Extracted records

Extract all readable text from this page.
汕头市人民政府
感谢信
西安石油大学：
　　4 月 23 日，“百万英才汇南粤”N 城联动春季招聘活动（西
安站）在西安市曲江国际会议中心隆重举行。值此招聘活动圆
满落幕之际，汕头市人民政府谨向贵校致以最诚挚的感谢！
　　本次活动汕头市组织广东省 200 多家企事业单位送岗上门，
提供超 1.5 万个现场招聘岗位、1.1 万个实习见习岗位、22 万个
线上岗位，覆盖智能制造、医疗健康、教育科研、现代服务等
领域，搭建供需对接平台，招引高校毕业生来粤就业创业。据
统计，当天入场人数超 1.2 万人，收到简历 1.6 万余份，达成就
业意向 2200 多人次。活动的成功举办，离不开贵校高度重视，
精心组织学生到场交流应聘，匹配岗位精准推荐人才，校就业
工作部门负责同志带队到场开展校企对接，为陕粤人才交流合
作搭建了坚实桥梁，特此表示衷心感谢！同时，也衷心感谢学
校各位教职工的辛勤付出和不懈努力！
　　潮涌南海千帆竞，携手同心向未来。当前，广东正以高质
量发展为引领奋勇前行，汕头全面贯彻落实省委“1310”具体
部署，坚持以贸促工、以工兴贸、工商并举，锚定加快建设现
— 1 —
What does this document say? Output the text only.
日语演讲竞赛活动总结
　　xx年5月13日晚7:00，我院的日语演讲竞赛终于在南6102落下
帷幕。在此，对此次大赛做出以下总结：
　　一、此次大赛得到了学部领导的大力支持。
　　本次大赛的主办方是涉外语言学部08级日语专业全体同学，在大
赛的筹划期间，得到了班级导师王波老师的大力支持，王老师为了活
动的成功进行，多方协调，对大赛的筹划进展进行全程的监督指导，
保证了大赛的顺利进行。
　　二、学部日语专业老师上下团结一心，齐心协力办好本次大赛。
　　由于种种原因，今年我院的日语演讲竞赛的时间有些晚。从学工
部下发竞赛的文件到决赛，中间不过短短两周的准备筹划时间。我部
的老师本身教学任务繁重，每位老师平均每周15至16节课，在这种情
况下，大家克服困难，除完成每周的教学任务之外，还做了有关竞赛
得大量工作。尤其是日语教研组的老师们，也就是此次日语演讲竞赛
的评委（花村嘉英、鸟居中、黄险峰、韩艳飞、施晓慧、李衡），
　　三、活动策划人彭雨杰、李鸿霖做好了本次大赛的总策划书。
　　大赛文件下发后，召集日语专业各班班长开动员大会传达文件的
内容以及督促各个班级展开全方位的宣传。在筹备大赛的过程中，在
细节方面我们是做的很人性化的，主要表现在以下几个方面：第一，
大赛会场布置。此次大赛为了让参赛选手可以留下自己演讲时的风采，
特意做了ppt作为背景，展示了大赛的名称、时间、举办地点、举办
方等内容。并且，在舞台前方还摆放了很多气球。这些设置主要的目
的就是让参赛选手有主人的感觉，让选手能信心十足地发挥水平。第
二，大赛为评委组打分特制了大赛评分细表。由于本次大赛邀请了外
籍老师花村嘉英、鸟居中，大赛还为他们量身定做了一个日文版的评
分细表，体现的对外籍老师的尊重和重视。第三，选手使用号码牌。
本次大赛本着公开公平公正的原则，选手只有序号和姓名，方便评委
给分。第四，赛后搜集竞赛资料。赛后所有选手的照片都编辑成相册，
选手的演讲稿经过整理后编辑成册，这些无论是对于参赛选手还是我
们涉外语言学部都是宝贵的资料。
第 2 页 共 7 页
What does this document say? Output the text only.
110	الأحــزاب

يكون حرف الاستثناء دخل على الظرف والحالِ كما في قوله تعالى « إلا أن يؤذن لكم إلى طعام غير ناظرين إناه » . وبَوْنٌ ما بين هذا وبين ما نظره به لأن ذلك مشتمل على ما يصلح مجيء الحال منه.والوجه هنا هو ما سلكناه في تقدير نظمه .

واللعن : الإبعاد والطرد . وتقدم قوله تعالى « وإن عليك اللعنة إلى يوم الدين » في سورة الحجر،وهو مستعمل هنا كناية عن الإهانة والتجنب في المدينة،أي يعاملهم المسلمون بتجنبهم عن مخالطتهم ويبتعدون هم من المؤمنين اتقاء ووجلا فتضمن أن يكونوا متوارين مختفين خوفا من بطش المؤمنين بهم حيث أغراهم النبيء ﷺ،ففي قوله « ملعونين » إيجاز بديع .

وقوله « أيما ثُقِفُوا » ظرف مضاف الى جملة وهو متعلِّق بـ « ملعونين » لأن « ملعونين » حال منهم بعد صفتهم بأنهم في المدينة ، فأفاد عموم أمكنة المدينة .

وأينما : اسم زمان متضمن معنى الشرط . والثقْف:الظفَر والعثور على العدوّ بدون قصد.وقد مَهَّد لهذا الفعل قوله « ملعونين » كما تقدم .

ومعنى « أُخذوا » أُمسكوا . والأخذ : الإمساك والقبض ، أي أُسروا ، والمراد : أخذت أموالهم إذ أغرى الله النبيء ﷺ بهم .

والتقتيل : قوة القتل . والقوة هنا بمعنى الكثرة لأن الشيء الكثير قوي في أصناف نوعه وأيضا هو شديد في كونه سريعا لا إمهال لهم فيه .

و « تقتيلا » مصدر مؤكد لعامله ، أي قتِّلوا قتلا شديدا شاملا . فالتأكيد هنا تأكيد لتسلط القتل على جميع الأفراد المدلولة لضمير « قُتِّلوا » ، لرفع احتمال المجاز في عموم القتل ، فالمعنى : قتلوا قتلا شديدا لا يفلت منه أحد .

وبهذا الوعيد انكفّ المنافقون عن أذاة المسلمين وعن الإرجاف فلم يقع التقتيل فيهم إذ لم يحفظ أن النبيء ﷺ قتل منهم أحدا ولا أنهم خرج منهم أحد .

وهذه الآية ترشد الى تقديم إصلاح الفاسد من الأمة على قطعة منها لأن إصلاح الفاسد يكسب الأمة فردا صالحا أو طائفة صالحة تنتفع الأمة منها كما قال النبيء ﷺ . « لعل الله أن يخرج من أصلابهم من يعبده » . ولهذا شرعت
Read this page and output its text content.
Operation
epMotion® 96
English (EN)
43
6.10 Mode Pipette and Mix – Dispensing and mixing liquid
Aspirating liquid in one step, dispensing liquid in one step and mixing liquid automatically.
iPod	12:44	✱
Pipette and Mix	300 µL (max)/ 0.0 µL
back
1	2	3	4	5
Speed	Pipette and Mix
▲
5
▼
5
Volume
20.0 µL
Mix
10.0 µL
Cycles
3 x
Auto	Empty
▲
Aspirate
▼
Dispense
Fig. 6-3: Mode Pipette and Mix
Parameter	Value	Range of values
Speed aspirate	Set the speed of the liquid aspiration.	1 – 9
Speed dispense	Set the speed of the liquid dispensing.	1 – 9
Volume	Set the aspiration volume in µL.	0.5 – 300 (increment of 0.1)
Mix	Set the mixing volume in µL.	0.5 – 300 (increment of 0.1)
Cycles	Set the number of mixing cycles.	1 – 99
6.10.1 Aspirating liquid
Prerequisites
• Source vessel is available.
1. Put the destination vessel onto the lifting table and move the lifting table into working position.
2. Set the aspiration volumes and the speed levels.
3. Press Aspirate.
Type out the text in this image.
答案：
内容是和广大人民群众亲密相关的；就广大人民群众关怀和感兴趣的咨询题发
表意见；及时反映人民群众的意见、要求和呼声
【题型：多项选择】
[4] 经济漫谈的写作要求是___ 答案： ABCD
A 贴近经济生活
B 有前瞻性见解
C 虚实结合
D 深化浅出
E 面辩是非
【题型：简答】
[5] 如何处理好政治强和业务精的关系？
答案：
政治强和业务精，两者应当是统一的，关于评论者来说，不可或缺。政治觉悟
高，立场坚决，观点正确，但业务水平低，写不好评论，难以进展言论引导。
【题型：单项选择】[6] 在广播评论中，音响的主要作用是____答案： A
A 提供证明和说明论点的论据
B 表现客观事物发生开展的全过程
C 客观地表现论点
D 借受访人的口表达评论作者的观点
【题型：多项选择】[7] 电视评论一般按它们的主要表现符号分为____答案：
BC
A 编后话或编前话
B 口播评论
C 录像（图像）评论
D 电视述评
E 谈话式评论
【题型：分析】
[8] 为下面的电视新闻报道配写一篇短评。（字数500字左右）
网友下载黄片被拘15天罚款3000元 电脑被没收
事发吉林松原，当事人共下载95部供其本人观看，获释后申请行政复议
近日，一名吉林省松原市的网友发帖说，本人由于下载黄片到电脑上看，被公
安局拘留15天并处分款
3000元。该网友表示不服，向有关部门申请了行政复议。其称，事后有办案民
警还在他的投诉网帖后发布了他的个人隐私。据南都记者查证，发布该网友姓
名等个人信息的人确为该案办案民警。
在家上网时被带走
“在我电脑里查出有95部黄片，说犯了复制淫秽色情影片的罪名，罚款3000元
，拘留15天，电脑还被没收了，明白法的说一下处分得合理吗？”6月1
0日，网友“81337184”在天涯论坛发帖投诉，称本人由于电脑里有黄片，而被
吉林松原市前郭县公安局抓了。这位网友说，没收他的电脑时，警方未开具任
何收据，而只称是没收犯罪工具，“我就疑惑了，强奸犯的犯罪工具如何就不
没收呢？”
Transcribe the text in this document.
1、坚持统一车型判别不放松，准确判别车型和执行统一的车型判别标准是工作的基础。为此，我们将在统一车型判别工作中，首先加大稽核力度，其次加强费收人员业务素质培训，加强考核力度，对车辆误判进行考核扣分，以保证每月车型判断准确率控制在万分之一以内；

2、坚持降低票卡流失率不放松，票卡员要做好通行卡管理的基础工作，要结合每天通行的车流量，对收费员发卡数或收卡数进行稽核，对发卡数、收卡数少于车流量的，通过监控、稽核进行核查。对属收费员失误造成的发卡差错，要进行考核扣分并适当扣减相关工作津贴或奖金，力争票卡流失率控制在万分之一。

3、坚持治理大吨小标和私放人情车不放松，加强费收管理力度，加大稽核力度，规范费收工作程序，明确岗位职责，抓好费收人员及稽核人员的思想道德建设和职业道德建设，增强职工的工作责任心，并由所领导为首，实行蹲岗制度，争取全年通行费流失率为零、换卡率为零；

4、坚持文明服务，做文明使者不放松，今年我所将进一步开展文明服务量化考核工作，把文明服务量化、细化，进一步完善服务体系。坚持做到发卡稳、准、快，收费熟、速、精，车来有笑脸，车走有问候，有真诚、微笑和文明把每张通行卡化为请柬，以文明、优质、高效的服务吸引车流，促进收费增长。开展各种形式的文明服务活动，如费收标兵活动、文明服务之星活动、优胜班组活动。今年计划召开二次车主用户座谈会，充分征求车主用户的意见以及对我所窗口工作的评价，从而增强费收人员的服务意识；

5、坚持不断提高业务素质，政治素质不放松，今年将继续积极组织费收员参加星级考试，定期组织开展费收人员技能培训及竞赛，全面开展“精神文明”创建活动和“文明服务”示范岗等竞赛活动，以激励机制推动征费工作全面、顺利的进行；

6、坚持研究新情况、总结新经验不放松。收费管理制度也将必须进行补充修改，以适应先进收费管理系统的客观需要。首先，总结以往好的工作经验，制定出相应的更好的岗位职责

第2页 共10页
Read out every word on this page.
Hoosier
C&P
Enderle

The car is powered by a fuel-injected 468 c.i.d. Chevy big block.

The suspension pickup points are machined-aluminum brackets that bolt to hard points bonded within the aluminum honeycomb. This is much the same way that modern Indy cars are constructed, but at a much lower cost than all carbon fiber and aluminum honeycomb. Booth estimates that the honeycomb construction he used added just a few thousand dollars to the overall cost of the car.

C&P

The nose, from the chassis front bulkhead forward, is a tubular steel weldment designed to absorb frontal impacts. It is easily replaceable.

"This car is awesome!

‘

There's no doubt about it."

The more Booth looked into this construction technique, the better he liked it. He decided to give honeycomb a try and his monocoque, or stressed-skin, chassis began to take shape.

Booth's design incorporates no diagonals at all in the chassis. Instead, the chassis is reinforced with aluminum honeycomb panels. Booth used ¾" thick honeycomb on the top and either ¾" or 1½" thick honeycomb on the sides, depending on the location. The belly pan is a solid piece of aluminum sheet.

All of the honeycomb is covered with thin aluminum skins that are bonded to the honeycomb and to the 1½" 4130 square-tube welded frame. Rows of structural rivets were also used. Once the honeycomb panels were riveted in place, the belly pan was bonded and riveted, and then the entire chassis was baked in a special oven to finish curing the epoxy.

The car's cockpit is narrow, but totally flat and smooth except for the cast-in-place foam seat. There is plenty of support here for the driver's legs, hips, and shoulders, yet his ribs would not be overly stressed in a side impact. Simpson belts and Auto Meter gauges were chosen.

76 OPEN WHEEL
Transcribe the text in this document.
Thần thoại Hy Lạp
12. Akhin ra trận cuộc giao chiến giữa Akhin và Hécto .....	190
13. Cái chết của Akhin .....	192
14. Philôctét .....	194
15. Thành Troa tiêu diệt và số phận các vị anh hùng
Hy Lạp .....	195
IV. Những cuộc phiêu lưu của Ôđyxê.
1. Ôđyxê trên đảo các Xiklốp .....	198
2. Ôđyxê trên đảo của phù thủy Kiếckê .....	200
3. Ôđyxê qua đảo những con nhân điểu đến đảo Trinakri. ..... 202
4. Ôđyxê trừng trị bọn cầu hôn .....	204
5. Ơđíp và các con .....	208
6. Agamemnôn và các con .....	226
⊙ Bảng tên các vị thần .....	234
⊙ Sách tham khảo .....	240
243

SHORT TASK:
Report only the number of lines in the records that include the word "المدينة".

TASK SOLUTION:
2